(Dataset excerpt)
——————

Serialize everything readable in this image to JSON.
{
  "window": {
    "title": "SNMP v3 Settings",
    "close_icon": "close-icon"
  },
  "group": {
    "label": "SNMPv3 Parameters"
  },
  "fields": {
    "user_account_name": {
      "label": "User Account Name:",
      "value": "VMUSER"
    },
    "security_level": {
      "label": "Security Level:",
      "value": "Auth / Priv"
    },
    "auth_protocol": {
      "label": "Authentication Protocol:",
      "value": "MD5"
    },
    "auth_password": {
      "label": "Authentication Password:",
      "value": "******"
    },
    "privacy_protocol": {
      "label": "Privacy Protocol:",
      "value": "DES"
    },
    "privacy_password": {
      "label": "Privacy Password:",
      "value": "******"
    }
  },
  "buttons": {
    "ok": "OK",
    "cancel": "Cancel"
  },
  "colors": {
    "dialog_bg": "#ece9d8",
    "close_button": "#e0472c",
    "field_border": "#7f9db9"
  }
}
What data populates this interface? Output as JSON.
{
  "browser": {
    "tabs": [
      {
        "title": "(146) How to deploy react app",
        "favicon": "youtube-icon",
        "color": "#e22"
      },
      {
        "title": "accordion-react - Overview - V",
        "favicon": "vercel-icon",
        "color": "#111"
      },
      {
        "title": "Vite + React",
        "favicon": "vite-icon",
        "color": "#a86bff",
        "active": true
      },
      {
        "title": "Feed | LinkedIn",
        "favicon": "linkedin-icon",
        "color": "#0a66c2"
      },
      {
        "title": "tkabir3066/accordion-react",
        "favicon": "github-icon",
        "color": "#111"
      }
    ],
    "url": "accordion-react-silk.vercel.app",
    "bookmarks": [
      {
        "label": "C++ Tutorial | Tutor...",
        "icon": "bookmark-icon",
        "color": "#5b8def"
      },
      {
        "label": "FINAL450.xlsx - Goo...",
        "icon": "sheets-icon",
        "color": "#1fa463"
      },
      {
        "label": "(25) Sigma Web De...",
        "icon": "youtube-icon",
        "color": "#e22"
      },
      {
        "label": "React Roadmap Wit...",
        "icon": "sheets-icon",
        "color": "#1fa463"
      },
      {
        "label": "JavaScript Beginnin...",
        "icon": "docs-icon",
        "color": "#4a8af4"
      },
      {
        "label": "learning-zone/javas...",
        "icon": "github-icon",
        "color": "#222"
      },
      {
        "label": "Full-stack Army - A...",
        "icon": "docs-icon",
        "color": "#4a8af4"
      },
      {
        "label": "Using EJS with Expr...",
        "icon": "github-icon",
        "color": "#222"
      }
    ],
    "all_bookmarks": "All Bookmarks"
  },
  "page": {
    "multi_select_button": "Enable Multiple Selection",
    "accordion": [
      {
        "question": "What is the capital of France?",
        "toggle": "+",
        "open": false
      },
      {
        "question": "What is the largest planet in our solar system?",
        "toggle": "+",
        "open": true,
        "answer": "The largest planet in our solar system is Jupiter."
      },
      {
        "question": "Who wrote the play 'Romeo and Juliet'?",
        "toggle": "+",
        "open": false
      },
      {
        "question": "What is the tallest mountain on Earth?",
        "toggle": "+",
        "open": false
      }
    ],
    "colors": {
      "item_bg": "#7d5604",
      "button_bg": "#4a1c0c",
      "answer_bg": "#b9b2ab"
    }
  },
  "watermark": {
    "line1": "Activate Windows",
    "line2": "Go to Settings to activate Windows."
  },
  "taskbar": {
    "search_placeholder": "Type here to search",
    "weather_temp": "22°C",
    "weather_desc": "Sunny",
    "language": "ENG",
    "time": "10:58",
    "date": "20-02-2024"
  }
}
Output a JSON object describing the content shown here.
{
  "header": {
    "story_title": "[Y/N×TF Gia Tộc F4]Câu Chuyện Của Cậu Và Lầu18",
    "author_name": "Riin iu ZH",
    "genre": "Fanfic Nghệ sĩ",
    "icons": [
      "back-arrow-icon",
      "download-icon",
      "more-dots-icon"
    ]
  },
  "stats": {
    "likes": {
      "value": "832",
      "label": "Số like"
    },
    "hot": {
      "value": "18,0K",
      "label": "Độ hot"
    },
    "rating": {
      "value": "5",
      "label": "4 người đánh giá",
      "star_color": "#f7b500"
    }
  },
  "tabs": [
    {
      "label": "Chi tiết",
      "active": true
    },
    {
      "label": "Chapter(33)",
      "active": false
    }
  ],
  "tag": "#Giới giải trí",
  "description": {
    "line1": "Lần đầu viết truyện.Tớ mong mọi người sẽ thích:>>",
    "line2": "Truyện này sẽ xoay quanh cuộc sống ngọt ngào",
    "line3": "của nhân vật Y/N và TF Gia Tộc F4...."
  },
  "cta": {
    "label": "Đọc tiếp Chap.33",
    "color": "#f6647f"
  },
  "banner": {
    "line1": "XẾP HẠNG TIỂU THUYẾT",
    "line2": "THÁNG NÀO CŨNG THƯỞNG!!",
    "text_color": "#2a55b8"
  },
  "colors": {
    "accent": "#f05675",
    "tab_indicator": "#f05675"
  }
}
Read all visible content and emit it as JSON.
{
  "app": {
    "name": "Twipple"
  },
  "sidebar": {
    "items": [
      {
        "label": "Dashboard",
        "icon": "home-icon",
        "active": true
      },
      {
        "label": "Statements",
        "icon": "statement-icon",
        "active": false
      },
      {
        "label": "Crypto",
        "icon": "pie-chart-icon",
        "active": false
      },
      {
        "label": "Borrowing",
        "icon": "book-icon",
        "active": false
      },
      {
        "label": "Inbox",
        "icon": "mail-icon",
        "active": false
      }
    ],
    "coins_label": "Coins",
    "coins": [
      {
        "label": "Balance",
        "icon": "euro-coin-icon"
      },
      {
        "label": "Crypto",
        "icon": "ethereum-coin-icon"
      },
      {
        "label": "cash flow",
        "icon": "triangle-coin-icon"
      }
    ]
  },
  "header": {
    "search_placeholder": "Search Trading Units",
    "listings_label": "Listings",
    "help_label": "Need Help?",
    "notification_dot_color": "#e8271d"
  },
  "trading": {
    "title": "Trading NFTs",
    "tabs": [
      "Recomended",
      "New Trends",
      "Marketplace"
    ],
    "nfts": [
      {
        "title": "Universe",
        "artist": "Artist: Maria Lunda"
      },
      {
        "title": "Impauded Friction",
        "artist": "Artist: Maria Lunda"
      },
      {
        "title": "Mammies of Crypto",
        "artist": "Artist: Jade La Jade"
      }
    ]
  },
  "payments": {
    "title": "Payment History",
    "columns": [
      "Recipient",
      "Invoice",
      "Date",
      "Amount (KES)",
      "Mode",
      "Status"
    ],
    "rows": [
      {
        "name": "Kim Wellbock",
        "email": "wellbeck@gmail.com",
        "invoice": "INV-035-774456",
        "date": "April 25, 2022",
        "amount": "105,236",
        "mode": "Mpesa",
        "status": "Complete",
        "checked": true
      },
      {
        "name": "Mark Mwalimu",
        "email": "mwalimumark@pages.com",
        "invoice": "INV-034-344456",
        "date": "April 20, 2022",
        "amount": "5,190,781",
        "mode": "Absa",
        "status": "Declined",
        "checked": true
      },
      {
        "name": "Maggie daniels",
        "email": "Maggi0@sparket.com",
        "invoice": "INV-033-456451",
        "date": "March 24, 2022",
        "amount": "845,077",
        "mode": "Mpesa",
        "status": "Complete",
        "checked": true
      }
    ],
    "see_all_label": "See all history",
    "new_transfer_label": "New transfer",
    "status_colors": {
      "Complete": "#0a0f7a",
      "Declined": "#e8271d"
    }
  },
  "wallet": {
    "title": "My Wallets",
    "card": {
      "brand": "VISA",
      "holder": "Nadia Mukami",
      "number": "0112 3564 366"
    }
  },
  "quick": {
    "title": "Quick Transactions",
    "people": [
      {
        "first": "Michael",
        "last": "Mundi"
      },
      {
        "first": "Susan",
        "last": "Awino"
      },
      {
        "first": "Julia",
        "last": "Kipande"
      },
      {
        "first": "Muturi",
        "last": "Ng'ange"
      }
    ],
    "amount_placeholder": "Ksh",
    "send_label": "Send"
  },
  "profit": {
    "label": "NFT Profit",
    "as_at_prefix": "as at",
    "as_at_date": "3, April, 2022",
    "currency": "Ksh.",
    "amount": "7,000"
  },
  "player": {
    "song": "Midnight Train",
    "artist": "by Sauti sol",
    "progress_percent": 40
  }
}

——————

Find every line that includes the string "email". Report how many there are and nothing else.

3